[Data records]
↓

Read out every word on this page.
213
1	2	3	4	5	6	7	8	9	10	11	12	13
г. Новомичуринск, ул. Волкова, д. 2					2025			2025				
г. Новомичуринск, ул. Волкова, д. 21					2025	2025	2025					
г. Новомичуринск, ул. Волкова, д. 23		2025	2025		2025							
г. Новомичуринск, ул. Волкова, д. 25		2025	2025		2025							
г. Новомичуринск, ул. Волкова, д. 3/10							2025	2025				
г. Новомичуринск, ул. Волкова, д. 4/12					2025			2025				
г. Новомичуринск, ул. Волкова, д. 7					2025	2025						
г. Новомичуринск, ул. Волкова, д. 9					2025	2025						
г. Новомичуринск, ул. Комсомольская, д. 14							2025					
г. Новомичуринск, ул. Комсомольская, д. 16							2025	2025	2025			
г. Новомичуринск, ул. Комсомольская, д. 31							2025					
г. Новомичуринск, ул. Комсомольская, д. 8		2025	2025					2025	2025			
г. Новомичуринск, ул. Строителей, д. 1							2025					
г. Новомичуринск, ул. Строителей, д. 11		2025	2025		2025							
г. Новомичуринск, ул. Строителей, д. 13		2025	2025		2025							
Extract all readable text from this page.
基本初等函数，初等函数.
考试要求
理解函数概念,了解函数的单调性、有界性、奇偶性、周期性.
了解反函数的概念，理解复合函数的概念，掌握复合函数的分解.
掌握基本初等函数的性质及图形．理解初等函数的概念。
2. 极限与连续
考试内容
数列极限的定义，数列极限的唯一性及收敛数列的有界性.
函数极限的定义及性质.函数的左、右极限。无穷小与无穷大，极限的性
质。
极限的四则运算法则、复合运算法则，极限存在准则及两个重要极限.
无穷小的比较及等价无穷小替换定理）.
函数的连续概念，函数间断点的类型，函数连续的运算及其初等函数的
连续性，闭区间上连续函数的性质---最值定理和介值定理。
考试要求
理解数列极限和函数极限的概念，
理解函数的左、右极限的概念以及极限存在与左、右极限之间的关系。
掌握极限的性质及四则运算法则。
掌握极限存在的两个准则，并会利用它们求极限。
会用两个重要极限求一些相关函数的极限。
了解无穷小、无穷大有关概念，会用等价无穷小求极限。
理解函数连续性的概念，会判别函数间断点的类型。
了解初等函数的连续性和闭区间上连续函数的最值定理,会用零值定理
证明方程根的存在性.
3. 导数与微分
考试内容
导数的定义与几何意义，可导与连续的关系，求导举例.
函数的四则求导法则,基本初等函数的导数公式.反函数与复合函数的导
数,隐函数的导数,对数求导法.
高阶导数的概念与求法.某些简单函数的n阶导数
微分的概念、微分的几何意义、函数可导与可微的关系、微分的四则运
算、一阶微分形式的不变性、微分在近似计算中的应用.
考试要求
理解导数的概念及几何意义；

↑

WRITTEN PROBLEM |
Print the complete listing again, exactly as it stands.

SOLUTION FOR THIS PROBLEM |
Read out every word on this page.
213
1	2	3	4	5	6	7	8	9	10	11	12	13
г. Новомичуринск, ул. Волкова, д. 2					2025			2025				
г. Новомичуринск, ул. Волкова, д. 21					2025	2025	2025					
г. Новомичуринск, ул. Волкова, д. 23		2025	2025		2025							
г. Новомичуринск, ул. Волкова, д. 25		2025	2025		2025							
г. Новомичуринск, ул. Волкова, д. 3/10							2025	2025				
г. Новомичуринск, ул. Волкова, д. 4/12					2025			2025				
г. Новомичуринск, ул. Волкова, д. 7					2025	2025						
г. Новомичуринск, ул. Волкова, д. 9					2025	2025						
г. Новомичуринск, ул. Комсомольская, д. 14							2025					
г. Новомичуринск, ул. Комсомольская, д. 16							2025	2025	2025			
г. Новомичуринск, ул. Комсомольская, д. 31							2025					
г. Новомичуринск, ул. Комсомольская, д. 8		2025	2025					2025	2025			
г. Новомичуринск, ул. Строителей, д. 1							2025					
г. Новомичуринск, ул. Строителей, д. 11		2025	2025		2025							
г. Новомичуринск, ул. Строителей, д. 13		2025	2025		2025							
Extract all readable text from this page.
基本初等函数，初等函数.
考试要求
理解函数概念,了解函数的单调性、有界性、奇偶性、周期性.
了解反函数的概念，理解复合函数的概念，掌握复合函数的分解.
掌握基本初等函数的性质及图形．理解初等函数的概念。
2. 极限与连续
考试内容
数列极限的定义，数列极限的唯一性及收敛数列的有界性.
函数极限的定义及性质.函数的左、右极限。无穷小与无穷大，极限的性
质。
极限的四则运算法则、复合运算法则，极限存在准则及两个重要极限.
无穷小的比较及等价无穷小替换定理）.
函数的连续概念，函数间断点的类型，函数连续的运算及其初等函数的
连续性，闭区间上连续函数的性质---最值定理和介值定理。
考试要求
理解数列极限和函数极限的概念，
理解函数的左、右极限的概念以及极限存在与左、右极限之间的关系。
掌握极限的性质及四则运算法则。
掌握极限存在的两个准则，并会利用它们求极限。
会用两个重要极限求一些相关函数的极限。
了解无穷小、无穷大有关概念，会用等价无穷小求极限。
理解函数连续性的概念，会判别函数间断点的类型。
了解初等函数的连续性和闭区间上连续函数的最值定理,会用零值定理
证明方程根的存在性.
3. 导数与微分
考试内容
导数的定义与几何意义，可导与连续的关系，求导举例.
函数的四则求导法则,基本初等函数的导数公式.反函数与复合函数的导
数,隐函数的导数,对数求导法.
高阶导数的概念与求法.某些简单函数的n阶导数
微分的概念、微分的几何意义、函数可导与可微的关系、微分的四则运
算、一阶微分形式的不变性、微分在近似计算中的应用.
考试要求
理解导数的概念及几何意义；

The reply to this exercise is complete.